++++ PROVIDED INFORMATION
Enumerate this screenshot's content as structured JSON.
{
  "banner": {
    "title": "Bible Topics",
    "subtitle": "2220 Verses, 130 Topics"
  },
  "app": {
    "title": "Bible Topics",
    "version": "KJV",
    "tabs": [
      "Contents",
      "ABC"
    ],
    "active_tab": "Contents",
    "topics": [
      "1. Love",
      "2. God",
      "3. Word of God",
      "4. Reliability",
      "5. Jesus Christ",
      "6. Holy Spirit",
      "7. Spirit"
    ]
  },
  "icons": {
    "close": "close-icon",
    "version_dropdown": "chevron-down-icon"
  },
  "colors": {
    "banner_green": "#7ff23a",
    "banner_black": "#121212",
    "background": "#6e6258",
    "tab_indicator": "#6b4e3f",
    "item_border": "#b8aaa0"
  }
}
++++++++
• **WHAT YOU NEED TO DO**: Extract each entry in full and write it down exactly.

• **REPLY TO THE TASK**:
Enumerate this screenshot's content as structured JSON.
{
  "banner": {
    "title": "Bible Topics",
    "subtitle": "2220 Verses, 130 Topics"
  },
  "app": {
    "title": "Bible Topics",
    "version": "KJV",
    "tabs": [
      "Contents",
      "ABC"
    ],
    "active_tab": "Contents",
    "topics": [
      "1. Love",
      "2. God",
      "3. Word of God",
      "4. Reliability",
      "5. Jesus Christ",
      "6. Holy Spirit",
      "7. Spirit"
    ]
  },
  "icons": {
    "close": "close-icon",
    "version_dropdown": "chevron-down-icon"
  },
  "colors": {
    "banner_green": "#7ff23a",
    "banner_black": "#121212",
    "background": "#6e6258",
    "tab_indicator": "#6b4e3f",
    "item_border": "#b8aaa0"
  }
}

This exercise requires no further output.